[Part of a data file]
════════════════════

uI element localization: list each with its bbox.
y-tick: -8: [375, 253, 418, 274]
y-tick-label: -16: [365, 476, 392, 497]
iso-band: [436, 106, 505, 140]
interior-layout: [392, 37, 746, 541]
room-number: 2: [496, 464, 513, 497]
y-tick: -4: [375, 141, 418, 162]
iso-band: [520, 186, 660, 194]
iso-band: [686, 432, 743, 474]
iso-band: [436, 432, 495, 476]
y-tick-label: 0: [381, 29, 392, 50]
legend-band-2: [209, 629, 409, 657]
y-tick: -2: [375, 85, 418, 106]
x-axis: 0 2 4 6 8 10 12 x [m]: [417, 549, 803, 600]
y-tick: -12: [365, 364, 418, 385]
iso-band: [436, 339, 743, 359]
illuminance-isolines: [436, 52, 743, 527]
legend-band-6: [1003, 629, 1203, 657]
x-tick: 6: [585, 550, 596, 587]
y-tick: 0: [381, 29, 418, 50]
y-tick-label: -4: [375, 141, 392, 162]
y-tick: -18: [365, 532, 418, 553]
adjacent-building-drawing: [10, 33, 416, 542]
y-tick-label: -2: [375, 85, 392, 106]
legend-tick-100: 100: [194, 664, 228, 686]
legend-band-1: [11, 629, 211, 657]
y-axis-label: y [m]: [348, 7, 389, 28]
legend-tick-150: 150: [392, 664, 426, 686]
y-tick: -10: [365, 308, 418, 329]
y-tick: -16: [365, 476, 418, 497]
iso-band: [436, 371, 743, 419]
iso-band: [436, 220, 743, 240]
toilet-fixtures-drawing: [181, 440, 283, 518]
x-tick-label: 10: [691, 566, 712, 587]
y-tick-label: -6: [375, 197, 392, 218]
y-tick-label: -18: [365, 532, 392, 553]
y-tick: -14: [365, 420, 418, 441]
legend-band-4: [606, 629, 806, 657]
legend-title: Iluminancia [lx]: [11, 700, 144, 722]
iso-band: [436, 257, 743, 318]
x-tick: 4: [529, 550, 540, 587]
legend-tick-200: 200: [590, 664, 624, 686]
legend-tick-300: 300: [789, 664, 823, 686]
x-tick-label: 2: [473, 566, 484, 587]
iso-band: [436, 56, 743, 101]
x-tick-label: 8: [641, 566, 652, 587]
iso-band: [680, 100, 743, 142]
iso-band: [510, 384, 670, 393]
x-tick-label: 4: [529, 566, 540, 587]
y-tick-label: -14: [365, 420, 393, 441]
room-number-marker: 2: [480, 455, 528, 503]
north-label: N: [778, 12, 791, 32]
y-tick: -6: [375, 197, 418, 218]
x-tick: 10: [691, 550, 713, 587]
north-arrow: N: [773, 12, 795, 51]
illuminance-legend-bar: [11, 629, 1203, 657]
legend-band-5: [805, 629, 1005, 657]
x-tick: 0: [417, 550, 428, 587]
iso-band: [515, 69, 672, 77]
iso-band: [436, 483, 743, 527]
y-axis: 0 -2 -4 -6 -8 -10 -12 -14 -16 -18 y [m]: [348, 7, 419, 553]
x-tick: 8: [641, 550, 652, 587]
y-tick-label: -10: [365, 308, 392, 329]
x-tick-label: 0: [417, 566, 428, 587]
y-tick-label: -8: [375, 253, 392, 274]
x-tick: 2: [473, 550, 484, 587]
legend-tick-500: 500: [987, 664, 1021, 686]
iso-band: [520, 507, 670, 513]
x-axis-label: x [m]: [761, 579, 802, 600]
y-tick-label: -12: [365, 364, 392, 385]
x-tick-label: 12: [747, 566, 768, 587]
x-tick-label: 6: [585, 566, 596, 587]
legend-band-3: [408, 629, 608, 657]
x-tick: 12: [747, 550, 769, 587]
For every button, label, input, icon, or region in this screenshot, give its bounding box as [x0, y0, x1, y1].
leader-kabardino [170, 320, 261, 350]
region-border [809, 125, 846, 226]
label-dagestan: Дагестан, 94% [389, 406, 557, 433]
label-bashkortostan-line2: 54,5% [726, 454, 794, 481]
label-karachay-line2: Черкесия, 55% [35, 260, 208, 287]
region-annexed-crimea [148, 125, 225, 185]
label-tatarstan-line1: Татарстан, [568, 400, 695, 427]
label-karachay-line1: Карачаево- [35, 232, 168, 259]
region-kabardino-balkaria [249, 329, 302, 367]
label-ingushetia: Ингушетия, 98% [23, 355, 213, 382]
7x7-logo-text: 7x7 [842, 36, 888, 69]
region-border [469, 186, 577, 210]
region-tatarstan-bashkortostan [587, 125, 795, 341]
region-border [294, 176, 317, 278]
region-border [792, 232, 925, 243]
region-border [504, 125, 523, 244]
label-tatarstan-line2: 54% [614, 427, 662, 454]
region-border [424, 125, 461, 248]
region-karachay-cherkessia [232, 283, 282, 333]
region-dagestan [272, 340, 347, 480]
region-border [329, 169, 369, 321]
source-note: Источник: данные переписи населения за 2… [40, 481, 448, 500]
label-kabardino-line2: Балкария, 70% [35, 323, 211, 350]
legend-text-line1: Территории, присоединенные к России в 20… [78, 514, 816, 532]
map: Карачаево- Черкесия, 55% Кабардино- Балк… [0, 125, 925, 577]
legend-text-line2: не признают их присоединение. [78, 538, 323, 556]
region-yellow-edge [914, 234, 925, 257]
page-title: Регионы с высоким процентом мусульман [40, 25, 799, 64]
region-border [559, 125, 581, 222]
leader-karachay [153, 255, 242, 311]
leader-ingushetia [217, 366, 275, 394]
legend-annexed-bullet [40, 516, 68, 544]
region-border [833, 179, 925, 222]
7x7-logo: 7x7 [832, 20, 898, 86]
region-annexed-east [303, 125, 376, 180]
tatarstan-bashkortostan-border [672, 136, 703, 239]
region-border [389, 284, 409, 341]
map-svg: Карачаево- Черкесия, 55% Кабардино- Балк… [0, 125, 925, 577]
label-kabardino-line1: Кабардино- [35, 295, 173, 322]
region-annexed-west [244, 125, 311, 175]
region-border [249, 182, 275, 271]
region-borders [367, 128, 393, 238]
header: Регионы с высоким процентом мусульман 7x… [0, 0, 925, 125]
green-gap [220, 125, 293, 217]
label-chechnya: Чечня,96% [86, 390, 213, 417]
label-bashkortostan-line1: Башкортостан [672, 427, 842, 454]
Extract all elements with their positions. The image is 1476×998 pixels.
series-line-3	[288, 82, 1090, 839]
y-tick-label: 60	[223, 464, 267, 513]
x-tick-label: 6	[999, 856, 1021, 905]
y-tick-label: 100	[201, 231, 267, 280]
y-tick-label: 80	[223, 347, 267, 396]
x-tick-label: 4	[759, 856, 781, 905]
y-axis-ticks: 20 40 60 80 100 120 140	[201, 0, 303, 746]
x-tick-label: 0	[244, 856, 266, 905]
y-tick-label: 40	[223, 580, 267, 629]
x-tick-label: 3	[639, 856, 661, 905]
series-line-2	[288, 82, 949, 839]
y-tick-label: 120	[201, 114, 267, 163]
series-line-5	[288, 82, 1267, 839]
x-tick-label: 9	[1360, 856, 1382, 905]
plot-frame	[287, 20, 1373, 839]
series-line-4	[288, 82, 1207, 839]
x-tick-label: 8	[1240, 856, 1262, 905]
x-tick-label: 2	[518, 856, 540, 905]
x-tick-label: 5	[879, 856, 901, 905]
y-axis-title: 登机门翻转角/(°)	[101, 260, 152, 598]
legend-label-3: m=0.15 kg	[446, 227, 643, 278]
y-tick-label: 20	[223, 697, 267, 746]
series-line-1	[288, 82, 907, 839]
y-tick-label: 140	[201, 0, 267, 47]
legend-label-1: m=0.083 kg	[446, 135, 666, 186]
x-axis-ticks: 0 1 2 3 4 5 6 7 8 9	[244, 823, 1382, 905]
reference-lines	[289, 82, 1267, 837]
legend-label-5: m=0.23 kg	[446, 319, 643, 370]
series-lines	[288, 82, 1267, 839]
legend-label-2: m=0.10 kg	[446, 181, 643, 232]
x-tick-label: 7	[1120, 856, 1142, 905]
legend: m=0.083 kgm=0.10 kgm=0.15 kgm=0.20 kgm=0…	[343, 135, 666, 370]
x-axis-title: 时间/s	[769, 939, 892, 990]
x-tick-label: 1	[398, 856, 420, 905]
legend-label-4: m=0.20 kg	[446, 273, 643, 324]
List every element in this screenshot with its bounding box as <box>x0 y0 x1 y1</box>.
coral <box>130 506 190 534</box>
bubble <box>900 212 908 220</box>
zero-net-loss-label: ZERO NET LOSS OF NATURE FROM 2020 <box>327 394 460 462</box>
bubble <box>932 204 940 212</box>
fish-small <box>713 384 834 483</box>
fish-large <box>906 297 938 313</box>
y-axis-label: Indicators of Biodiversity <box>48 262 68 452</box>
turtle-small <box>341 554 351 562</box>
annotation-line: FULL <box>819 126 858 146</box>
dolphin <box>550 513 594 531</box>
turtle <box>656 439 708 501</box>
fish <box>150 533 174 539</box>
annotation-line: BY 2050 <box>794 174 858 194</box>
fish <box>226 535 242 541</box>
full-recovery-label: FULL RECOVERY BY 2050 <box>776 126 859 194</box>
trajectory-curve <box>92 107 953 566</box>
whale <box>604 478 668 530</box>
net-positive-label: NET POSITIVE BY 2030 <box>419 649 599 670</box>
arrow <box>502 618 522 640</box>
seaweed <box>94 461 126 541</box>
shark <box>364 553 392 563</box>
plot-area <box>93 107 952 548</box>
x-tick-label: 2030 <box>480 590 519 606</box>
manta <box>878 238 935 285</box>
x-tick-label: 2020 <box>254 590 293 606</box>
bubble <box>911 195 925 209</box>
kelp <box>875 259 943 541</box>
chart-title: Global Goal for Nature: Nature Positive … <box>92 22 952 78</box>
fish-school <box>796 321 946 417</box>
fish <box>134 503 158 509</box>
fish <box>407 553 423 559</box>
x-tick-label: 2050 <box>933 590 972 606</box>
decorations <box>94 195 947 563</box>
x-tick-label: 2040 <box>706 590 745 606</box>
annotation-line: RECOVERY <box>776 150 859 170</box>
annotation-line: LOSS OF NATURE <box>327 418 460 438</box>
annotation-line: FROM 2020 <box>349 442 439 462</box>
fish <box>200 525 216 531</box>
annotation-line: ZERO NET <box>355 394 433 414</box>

════════════════════

*CHALLENGE*:
Which lines of the records contain the string "axis"? Locate each one and copy it in full, treating uppercase and lowercase as different.

*PROBLEM SOLUTION*:
x-axis: 0 2 4 6 8 10 12 x [m]: [417, 549, 803, 600]
y-axis-label: y [m]: [348, 7, 389, 28]
y-axis: 0 -2 -4 -6 -8 -10 -12 -14 -16 -18 y [m]: [348, 7, 419, 553]
x-axis-label: x [m]: [761, 579, 802, 600]
y-axis-ticks: 20 40 60 80 100 120 140	[201, 0, 303, 746]
y-axis-title: 登机门翻转角/(°)	[101, 260, 152, 598]
x-axis-ticks: 0 1 2 3 4 5 6 7 8 9	[244, 823, 1382, 905]
x-axis-title: 时间/s	[769, 939, 892, 990]
y-axis-label: Indicators of Biodiversity <box>48 262 68 452</box>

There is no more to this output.